In the listing below, locate the lines that hold the string "color". Copy those lines.

Records to use:
******

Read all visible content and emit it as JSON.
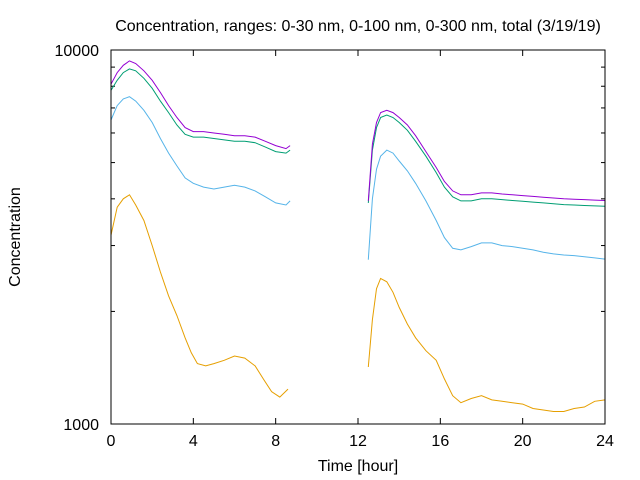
{
  "chart_data": {
    "type": "line",
    "title": "Concentration, ranges: 0-30 nm, 0-100 nm, 0-300 nm, total (3/19/19)",
    "xlabel": "Time [hour]",
    "ylabel": "Concentration",
    "xlim": [
      0,
      24
    ],
    "ylim": [
      1000,
      10000
    ],
    "yscale": "log",
    "grid": false,
    "legend": "none",
    "x_ticks": [
      "0",
      "4",
      "8",
      "12",
      "16",
      "20",
      "24"
    ],
    "y_tick_labels": [
      "1000",
      "10000"
    ],
    "series": [
      {
        "color": "#e69f00",
        "x": [
          0,
          0.3,
          0.6,
          0.9,
          1.2,
          1.6,
          2.0,
          2.4,
          2.8,
          3.2,
          3.6,
          3.9,
          4.2,
          4.6,
          5.0,
          5.5,
          6.0,
          6.5,
          7.0,
          7.4,
          7.8,
          8.2,
          8.6,
          12.5,
          12.7,
          12.9,
          13.1,
          13.4,
          13.7,
          14.0,
          14.4,
          14.8,
          15.3,
          15.8,
          16.2,
          16.6,
          17.0,
          17.5,
          18.0,
          18.5,
          19.0,
          19.5,
          20.0,
          20.5,
          21.0,
          21.5,
          22.0,
          22.5,
          23.0,
          23.5,
          24.0
        ],
        "values": [
          3200,
          3800,
          4000,
          4100,
          3850,
          3500,
          3000,
          2550,
          2200,
          1950,
          1700,
          1550,
          1450,
          1430,
          1450,
          1480,
          1520,
          1500,
          1430,
          1320,
          1220,
          1180,
          1240,
          1420,
          1900,
          2300,
          2450,
          2400,
          2250,
          2050,
          1850,
          1700,
          1570,
          1480,
          1320,
          1190,
          1140,
          1170,
          1190,
          1160,
          1150,
          1140,
          1130,
          1100,
          1090,
          1080,
          1080,
          1100,
          1110,
          1150,
          1160
        ]
      },
      {
        "color": "#56b4e9",
        "x": [
          0,
          0.3,
          0.6,
          0.9,
          1.2,
          1.6,
          2.0,
          2.4,
          2.8,
          3.2,
          3.6,
          4.0,
          4.5,
          5.0,
          5.5,
          6.0,
          6.5,
          7.0,
          7.5,
          8.0,
          8.5,
          8.7,
          12.5,
          12.7,
          12.9,
          13.1,
          13.4,
          13.7,
          14.0,
          14.4,
          14.8,
          15.3,
          15.8,
          16.2,
          16.6,
          17.0,
          17.5,
          18.0,
          18.5,
          19.0,
          19.5,
          20.0,
          20.5,
          21.0,
          21.5,
          22.0,
          22.5,
          23.0,
          23.5,
          24.0
        ],
        "values": [
          6500,
          7100,
          7400,
          7500,
          7300,
          6900,
          6400,
          5800,
          5300,
          4900,
          4550,
          4400,
          4300,
          4250,
          4300,
          4350,
          4300,
          4200,
          4050,
          3900,
          3850,
          3950,
          2750,
          4000,
          4800,
          5200,
          5400,
          5300,
          5050,
          4750,
          4400,
          3950,
          3500,
          3150,
          2950,
          2920,
          2980,
          3050,
          3050,
          3000,
          2980,
          2950,
          2920,
          2880,
          2850,
          2830,
          2820,
          2800,
          2780,
          2760
        ]
      },
      {
        "color": "#009e73",
        "x": [
          0,
          0.3,
          0.6,
          0.9,
          1.2,
          1.6,
          2.0,
          2.4,
          2.8,
          3.2,
          3.6,
          4.0,
          4.5,
          5.0,
          5.5,
          6.0,
          6.5,
          7.0,
          7.5,
          8.0,
          8.5,
          8.7,
          12.5,
          12.7,
          12.9,
          13.1,
          13.4,
          13.7,
          14.0,
          14.4,
          14.8,
          15.3,
          15.8,
          16.2,
          16.6,
          17.0,
          17.5,
          18.0,
          18.5,
          19.0,
          19.5,
          20.0,
          20.5,
          21.0,
          21.5,
          22.0,
          22.5,
          23.0,
          23.5,
          24.0
        ],
        "values": [
          7800,
          8300,
          8700,
          8900,
          8800,
          8400,
          7900,
          7300,
          6800,
          6300,
          5950,
          5850,
          5850,
          5800,
          5750,
          5700,
          5700,
          5650,
          5500,
          5350,
          5300,
          5400,
          3900,
          5400,
          6200,
          6600,
          6700,
          6600,
          6400,
          6100,
          5700,
          5200,
          4700,
          4300,
          4050,
          3950,
          3950,
          4000,
          4000,
          3980,
          3960,
          3940,
          3920,
          3900,
          3880,
          3860,
          3850,
          3840,
          3830,
          3820
        ]
      },
      {
        "color": "#9400d3",
        "x": [
          0,
          0.3,
          0.6,
          0.9,
          1.2,
          1.6,
          2.0,
          2.4,
          2.8,
          3.2,
          3.6,
          4.0,
          4.5,
          5.0,
          5.5,
          6.0,
          6.5,
          7.0,
          7.5,
          8.0,
          8.5,
          8.7,
          12.5,
          12.7,
          12.9,
          13.1,
          13.4,
          13.7,
          14.0,
          14.4,
          14.8,
          15.3,
          15.8,
          16.2,
          16.6,
          17.0,
          17.5,
          18.0,
          18.5,
          19.0,
          19.5,
          20.0,
          20.5,
          21.0,
          21.5,
          22.0,
          22.5,
          23.0,
          23.5,
          24.0
        ],
        "values": [
          8100,
          8700,
          9100,
          9350,
          9200,
          8800,
          8300,
          7700,
          7100,
          6600,
          6200,
          6050,
          6050,
          6000,
          5950,
          5900,
          5900,
          5850,
          5700,
          5550,
          5450,
          5550,
          3950,
          5600,
          6400,
          6800,
          6900,
          6800,
          6600,
          6300,
          5900,
          5350,
          4850,
          4450,
          4200,
          4100,
          4100,
          4150,
          4150,
          4120,
          4100,
          4080,
          4060,
          4040,
          4020,
          4000,
          3990,
          3980,
          3970,
          3960
        ]
      }
    ]
  }
}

******

Task response:
        "color": "#e69f00",
        "color": "#56b4e9",
        "color": "#009e73",
        "color": "#9400d3",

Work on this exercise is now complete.